◆ **EXERCISE**
In the copy, keep every record exact and leave out all images.

◆ **Saved entries**

[Begin]

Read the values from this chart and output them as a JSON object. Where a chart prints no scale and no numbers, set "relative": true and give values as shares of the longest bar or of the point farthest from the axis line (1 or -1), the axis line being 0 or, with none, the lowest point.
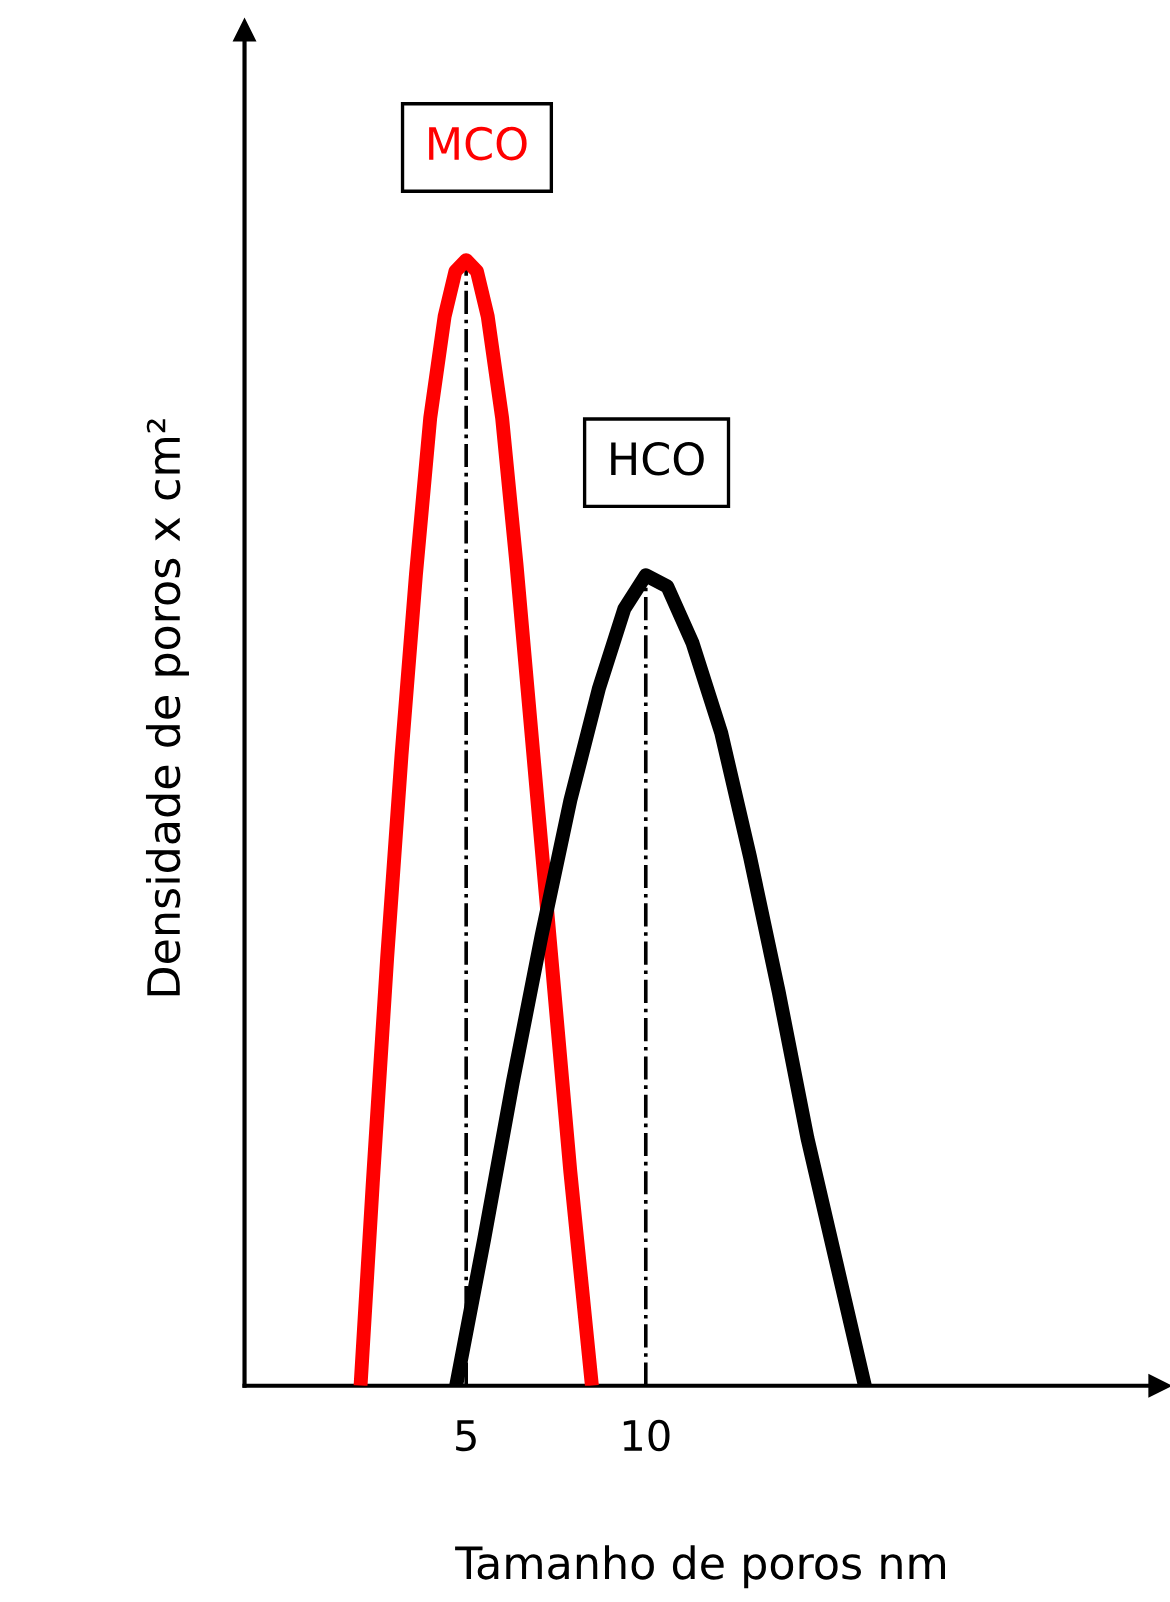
{
  "chart_data": {
    "type": "line",
    "relative": true,
    "xlabel": "Tamanho de poros nm",
    "ylabel": "Densidade de poros x cm²",
    "xlim": [
      -1.17,
      24.3
    ],
    "xticks": [
      5,
      10
    ],
    "tick_labels": "x",
    "grid": false,
    "marker": "none",
    "line_style": "solid",
    "series": [
      {
        "name": "MCO",
        "color": "#ff0000",
        "x": [
          2.06,
          2.4,
          2.8,
          3.2,
          3.6,
          4.0,
          4.4,
          4.7,
          5,
          5.3,
          5.6,
          6.0,
          6.4,
          6.9,
          7.4,
          7.9,
          8.5
        ],
        "values": [
          0,
          0.18,
          0.38,
          0.56,
          0.72,
          0.86,
          0.95,
          0.99,
          1,
          0.99,
          0.95,
          0.86,
          0.73,
          0.55,
          0.37,
          0.19,
          0
        ]
      },
      {
        "name": "HCO",
        "color": "#000000",
        "x": [
          4.72,
          5.5,
          6.3,
          7.1,
          7.9,
          8.7,
          9.4,
          10,
          10.6,
          11.3,
          12.1,
          12.9,
          13.7,
          14.5,
          15.3,
          16.1
        ],
        "values": [
          0,
          0.13,
          0.27,
          0.4,
          0.52,
          0.62,
          0.69,
          0.72,
          0.71,
          0.66,
          0.58,
          0.47,
          0.35,
          0.22,
          0.11,
          0
        ]
      }
    ],
    "ref_lines": [
      {
        "axis": "x",
        "value": 5,
        "color": "#000000",
        "line_style": "dashdot"
      },
      {
        "axis": "x",
        "value": 10,
        "color": "#000000",
        "line_style": "dashdot"
      }
    ]
  }
}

[End]

◆ **FINISHED EXERCISE**
Read the values from this chart and output them as a JSON object. Where a chart prints no scale and no numbers, set "relative": true and give values as shares of the longest bar or of the point farthest from the axis line (1 or -1), the axis line being 0 or, with none, the lowest point.
{
  "chart_data": {
    "type": "line",
    "relative": true,
    "xlabel": "Tamanho de poros nm",
    "ylabel": "Densidade de poros x cm²",
    "xlim": [
      -1.17,
      24.3
    ],
    "xticks": [
      5,
      10
    ],
    "tick_labels": "x",
    "grid": false,
    "marker": "none",
    "line_style": "solid",
    "series": [
      {
        "name": "MCO",
        "color": "#ff0000",
        "x": [
          2.06,
          2.4,
          2.8,
          3.2,
          3.6,
          4.0,
          4.4,
          4.7,
          5,
          5.3,
          5.6,
          6.0,
          6.4,
          6.9,
          7.4,
          7.9,
          8.5
        ],
        "values": [
          0,
          0.18,
          0.38,
          0.56,
          0.72,
          0.86,
          0.95,
          0.99,
          1,
          0.99,
          0.95,
          0.86,
          0.73,
          0.55,
          0.37,
          0.19,
          0
        ]
      },
      {
        "name": "HCO",
        "color": "#000000",
        "x": [
          4.72,
          5.5,
          6.3,
          7.1,
          7.9,
          8.7,
          9.4,
          10,
          10.6,
          11.3,
          12.1,
          12.9,
          13.7,
          14.5,
          15.3,
          16.1
        ],
        "values": [
          0,
          0.13,
          0.27,
          0.4,
          0.52,
          0.62,
          0.69,
          0.72,
          0.71,
          0.66,
          0.58,
          0.47,
          0.35,
          0.22,
          0.11,
          0
        ]
      }
    ],
    "ref_lines": [
      {
        "axis": "x",
        "value": 5,
        "color": "#000000",
        "line_style": "dashdot"
      },
      {
        "axis": "x",
        "value": 10,
        "color": "#000000",
        "line_style": "dashdot"
      }
    ]
  }
}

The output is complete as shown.